(Figure collection entries)
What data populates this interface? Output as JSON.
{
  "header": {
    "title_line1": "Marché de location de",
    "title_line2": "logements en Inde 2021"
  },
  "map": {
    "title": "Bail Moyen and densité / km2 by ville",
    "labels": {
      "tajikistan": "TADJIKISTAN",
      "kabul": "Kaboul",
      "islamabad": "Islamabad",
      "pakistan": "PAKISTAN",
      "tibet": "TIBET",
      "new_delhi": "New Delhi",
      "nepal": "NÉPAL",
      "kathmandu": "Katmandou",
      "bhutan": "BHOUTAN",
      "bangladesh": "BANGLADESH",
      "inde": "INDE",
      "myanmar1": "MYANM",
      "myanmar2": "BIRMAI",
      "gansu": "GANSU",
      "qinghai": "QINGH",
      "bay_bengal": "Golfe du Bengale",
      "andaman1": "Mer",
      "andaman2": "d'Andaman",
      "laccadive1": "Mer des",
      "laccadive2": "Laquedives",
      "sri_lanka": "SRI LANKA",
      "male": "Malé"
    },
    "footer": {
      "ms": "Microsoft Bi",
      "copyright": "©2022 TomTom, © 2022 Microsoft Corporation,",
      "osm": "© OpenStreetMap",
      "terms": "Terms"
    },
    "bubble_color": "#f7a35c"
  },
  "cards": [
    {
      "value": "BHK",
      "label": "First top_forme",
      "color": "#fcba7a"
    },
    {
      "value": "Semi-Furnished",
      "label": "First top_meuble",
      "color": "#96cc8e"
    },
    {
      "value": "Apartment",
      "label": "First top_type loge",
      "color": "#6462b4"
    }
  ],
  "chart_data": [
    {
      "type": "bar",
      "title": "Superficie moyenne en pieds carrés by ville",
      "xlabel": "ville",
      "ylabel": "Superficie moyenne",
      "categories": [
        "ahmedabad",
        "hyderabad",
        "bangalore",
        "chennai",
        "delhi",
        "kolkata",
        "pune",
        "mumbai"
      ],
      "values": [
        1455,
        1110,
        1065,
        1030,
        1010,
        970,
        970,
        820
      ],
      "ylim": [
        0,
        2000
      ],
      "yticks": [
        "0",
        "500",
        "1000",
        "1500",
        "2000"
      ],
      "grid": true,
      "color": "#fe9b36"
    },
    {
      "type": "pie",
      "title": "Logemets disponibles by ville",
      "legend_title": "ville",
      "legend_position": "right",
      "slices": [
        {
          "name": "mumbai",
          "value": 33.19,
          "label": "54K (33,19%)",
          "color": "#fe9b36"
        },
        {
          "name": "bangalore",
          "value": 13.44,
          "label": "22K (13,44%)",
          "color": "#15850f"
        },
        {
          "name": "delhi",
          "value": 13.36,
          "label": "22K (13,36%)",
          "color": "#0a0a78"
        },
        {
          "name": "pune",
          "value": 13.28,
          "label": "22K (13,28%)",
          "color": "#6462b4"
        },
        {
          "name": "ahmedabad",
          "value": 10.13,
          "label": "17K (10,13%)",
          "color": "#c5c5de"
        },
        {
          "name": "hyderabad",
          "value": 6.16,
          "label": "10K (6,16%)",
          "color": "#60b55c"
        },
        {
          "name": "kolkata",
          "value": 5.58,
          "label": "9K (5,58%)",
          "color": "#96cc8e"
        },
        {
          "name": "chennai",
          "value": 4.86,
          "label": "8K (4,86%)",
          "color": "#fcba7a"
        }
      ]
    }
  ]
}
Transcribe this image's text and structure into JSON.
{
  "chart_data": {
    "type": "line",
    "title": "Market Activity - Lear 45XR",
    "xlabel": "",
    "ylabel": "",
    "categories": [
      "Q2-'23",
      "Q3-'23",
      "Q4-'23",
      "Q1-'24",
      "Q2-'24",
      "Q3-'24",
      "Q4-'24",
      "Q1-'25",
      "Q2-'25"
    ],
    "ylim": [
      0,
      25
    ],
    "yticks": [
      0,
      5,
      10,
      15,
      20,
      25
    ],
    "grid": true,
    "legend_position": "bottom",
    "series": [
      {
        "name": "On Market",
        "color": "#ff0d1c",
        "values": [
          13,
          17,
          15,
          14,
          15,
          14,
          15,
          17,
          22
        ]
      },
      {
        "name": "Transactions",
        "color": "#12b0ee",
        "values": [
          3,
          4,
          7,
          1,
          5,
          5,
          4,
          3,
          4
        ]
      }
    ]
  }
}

▸ **Work to complete**: Exactly as shown, repeat every record.

▸ **Answer to this exercise**:
What data populates this interface? Output as JSON.
{
  "header": {
    "title_line1": "Marché de location de",
    "title_line2": "logements en Inde 2021"
  },
  "map": {
    "title": "Bail Moyen and densité / km2 by ville",
    "labels": {
      "tajikistan": "TADJIKISTAN",
      "kabul": "Kaboul",
      "islamabad": "Islamabad",
      "pakistan": "PAKISTAN",
      "tibet": "TIBET",
      "new_delhi": "New Delhi",
      "nepal": "NÉPAL",
      "kathmandu": "Katmandou",
      "bhutan": "BHOUTAN",
      "bangladesh": "BANGLADESH",
      "inde": "INDE",
      "myanmar1": "MYANM",
      "myanmar2": "BIRMAI",
      "gansu": "GANSU",
      "qinghai": "QINGH",
      "bay_bengal": "Golfe du Bengale",
      "andaman1": "Mer",
      "andaman2": "d'Andaman",
      "laccadive1": "Mer des",
      "laccadive2": "Laquedives",
      "sri_lanka": "SRI LANKA",
      "male": "Malé"
    },
    "footer": {
      "ms": "Microsoft Bi",
      "copyright": "©2022 TomTom, © 2022 Microsoft Corporation,",
      "osm": "© OpenStreetMap",
      "terms": "Terms"
    },
    "bubble_color": "#f7a35c"
  },
  "cards": [
    {
      "value": "BHK",
      "label": "First top_forme",
      "color": "#fcba7a"
    },
    {
      "value": "Semi-Furnished",
      "label": "First top_meuble",
      "color": "#96cc8e"
    },
    {
      "value": "Apartment",
      "label": "First top_type loge",
      "color": "#6462b4"
    }
  ],
  "chart_data": [
    {
      "type": "bar",
      "title": "Superficie moyenne en pieds carrés by ville",
      "xlabel": "ville",
      "ylabel": "Superficie moyenne",
      "categories": [
        "ahmedabad",
        "hyderabad",
        "bangalore",
        "chennai",
        "delhi",
        "kolkata",
        "pune",
        "mumbai"
      ],
      "values": [
        1455,
        1110,
        1065,
        1030,
        1010,
        970,
        970,
        820
      ],
      "ylim": [
        0,
        2000
      ],
      "yticks": [
        "0",
        "500",
        "1000",
        "1500",
        "2000"
      ],
      "grid": true,
      "color": "#fe9b36"
    },
    {
      "type": "pie",
      "title": "Logemets disponibles by ville",
      "legend_title": "ville",
      "legend_position": "right",
      "slices": [
        {
          "name": "mumbai",
          "value": 33.19,
          "label": "54K (33,19%)",
          "color": "#fe9b36"
        },
        {
          "name": "bangalore",
          "value": 13.44,
          "label": "22K (13,44%)",
          "color": "#15850f"
        },
        {
          "name": "delhi",
          "value": 13.36,
          "label": "22K (13,36%)",
          "color": "#0a0a78"
        },
        {
          "name": "pune",
          "value": 13.28,
          "label": "22K (13,28%)",
          "color": "#6462b4"
        },
        {
          "name": "ahmedabad",
          "value": 10.13,
          "label": "17K (10,13%)",
          "color": "#c5c5de"
        },
        {
          "name": "hyderabad",
          "value": 6.16,
          "label": "10K (6,16%)",
          "color": "#60b55c"
        },
        {
          "name": "kolkata",
          "value": 5.58,
          "label": "9K (5,58%)",
          "color": "#96cc8e"
        },
        {
          "name": "chennai",
          "value": 4.86,
          "label": "8K (4,86%)",
          "color": "#fcba7a"
        }
      ]
    }
  ]
}
Transcribe this image's text and structure into JSON.
{
  "chart_data": {
    "type": "line",
    "title": "Market Activity - Lear 45XR",
    "xlabel": "",
    "ylabel": "",
    "categories": [
      "Q2-'23",
      "Q3-'23",
      "Q4-'23",
      "Q1-'24",
      "Q2-'24",
      "Q3-'24",
      "Q4-'24",
      "Q1-'25",
      "Q2-'25"
    ],
    "ylim": [
      0,
      25
    ],
    "yticks": [
      0,
      5,
      10,
      15,
      20,
      25
    ],
    "grid": true,
    "legend_position": "bottom",
    "series": [
      {
        "name": "On Market",
        "color": "#ff0d1c",
        "values": [
          13,
          17,
          15,
          14,
          15,
          14,
          15,
          17,
          22
        ]
      },
      {
        "name": "Transactions",
        "color": "#12b0ee",
        "values": [
          3,
          4,
          7,
          1,
          5,
          5,
          4,
          3,
          4
        ]
      }
    ]
  }
}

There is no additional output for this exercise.